Document extract
■ ■ ■ ■ ■

Encapsulating a distributed computing discipline in middleware enables reuse and frees practitioners to focus on their problem domain. Two typical middleware abstractions are complete location transparency, as in distributed object middleware like Java RMI [12], and data shared via a common pool, as in Linda. Mobile, distributed computing creates new challenges: Physically mobile devices often do not have the stable network end points synchronous remote execution schemes such as Java RMI require; nor do mobile devices have the network capacity to do data manipulation via a centralised repository such as a Linda tuple space.
Mobile agents address bandwidth and connectivity problems by moving a computation to the data it requires. Many mobile agent middleware systems such as Voyager [10] and Aglets [7] provide a broad range of services such as security, communication, life-cycle management and events. However few truly deliver mobile computations. Instead, these middleware systems require the programmer to stop any running threads before the computation can be moved to a different host. Some middleware systems, such as Jini [13], unabashedly embrace this 'mobile code plus data' approach. The limitation of this approach is that typical programming devices such as function calls and loops become tedious to use, because all of these constructs must be torn down when a computation needs to move, and manually reconstituted when the computation resumes.
We have designed a framework that explicitly supports process migration. This relieves practitioners from having to split the implementation of functionality across multiple methods. Instead, loops, recursion and structured exception handling can be used normally. This paper describes the design and implementation of the process migration framework; how the framework can be specialised to particular network transports to create process-orientated middleware; and how such middleware can be used in mobile computing scenarios. The framework has been successfully bound to a variety of network transports, including HTTP, SOAP Web services, IrDA and TCP. As a result, the framework has found use in a number of mobile applications such as distributed, concurrent Web service implementations [3]; location-sensitive service delivery [14]; and shareable, stateful applets (described in Section 2). We focus the discussion around the latter application, which we call the Pinboard.

■ ■ ■ ■ ■

Record set
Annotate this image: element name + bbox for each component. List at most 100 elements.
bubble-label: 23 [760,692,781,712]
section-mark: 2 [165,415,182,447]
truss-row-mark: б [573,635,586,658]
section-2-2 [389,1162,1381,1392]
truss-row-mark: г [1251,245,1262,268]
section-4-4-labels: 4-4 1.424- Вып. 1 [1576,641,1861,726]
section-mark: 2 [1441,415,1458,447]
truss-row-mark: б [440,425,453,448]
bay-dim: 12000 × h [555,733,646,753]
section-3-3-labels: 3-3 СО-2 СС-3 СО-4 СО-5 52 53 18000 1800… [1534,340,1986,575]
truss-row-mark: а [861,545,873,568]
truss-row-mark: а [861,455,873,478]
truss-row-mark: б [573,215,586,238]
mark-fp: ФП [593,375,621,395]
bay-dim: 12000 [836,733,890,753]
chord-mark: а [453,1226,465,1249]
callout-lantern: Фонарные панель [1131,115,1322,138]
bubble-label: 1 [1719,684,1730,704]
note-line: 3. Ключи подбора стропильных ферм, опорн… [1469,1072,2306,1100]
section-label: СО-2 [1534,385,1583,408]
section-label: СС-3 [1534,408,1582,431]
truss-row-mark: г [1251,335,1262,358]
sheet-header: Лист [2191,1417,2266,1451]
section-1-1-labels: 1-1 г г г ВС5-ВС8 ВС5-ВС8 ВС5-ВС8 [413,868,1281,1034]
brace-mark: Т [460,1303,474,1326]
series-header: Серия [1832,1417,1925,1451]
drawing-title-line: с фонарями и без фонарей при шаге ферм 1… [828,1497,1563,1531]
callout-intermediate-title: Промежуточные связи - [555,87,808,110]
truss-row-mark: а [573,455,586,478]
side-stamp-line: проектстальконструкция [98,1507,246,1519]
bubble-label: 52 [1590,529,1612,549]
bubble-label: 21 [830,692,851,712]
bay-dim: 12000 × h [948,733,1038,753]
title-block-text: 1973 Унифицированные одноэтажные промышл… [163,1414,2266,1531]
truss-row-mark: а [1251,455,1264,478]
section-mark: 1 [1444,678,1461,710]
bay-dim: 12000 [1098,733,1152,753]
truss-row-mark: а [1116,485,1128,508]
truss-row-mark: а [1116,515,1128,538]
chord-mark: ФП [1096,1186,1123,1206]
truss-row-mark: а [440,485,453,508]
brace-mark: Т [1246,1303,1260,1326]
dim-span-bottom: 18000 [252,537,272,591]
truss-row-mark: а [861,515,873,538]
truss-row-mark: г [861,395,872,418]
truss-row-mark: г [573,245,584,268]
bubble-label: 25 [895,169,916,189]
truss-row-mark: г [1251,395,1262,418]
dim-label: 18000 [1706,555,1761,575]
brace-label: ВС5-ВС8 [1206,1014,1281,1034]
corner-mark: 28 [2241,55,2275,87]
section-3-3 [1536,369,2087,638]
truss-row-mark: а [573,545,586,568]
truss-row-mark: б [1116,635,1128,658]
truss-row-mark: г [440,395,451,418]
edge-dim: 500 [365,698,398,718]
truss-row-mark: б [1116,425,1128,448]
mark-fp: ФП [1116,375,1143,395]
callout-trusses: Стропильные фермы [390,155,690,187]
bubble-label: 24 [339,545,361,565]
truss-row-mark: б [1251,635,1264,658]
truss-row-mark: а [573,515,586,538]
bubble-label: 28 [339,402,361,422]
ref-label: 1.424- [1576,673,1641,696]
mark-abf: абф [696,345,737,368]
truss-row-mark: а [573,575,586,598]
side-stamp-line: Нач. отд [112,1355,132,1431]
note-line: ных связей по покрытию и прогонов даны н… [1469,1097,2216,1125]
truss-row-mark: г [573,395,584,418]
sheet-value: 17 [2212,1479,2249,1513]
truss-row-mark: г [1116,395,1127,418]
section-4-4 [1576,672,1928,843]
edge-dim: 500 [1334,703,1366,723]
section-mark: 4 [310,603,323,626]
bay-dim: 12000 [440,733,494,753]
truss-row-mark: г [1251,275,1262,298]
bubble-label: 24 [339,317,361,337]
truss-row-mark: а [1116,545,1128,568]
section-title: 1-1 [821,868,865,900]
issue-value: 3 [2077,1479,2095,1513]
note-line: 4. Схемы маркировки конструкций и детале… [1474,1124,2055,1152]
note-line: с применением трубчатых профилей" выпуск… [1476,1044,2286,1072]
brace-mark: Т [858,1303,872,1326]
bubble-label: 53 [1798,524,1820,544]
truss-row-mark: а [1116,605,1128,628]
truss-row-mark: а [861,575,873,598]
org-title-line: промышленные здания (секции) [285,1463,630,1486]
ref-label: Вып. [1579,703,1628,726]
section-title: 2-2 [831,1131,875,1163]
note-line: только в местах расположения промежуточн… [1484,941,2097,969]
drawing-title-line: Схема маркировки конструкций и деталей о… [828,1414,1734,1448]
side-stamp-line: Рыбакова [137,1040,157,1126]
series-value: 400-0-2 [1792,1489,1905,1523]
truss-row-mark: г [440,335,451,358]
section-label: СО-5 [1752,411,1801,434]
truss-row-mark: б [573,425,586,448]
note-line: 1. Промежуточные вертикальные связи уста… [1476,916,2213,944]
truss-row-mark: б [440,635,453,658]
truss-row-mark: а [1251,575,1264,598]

■ ■ ■ ■ ■

Task brief
Reproduce the passage on mobile computing and process migration in full, word for word.

Answer to this exercise
Encapsulating a distributed computing discipline in middleware enables reuse and frees practitioners to focus on their problem domain. Two typical middleware abstractions are complete location transparency, as in distributed object middleware like Java RMI [12], and data shared via a common pool, as in Linda. Mobile, distributed computing creates new challenges: Physically mobile devices often do not have the stable network end points synchronous remote execution schemes such as Java RMI require; nor do mobile devices have the network capacity to do data manipulation via a centralised repository such as a Linda tuple space.
Mobile agents address bandwidth and connectivity problems by moving a computation to the data it requires. Many mobile agent middleware systems such as Voyager [10] and Aglets [7] provide a broad range of services such as security, communication, life-cycle management and events. However few truly deliver mobile computations. Instead, these middleware systems require the programmer to stop any running threads before the computation can be moved to a different host. Some middleware systems, such as Jini [13], unabashedly embrace this 'mobile code plus data' approach. The limitation of this approach is that typical programming devices such as function calls and loops become tedious to use, because all of these constructs must be torn down when a computation needs to move, and manually reconstituted when the computation resumes.
We have designed a framework that explicitly supports process migration. This relieves practitioners from having to split the implementation of functionality across multiple methods. Instead, loops, recursion and structured exception handling can be used normally. This paper describes the design and implementation of the process migration framework; how the framework can be specialised to particular network transports to create process-orientated middleware; and how such middleware can be used in mobile computing scenarios. The framework has been successfully bound to a variety of network transports, including HTTP, SOAP Web services, IrDA and TCP. As a result, the framework has found use in a number of mobile applications such as distributed, concurrent Web service implementations [3]; location-sensitive service delivery [14]; and shareable, stateful applets (described in Section 2). We focus the discussion around the latter application, which we call the Pinboard.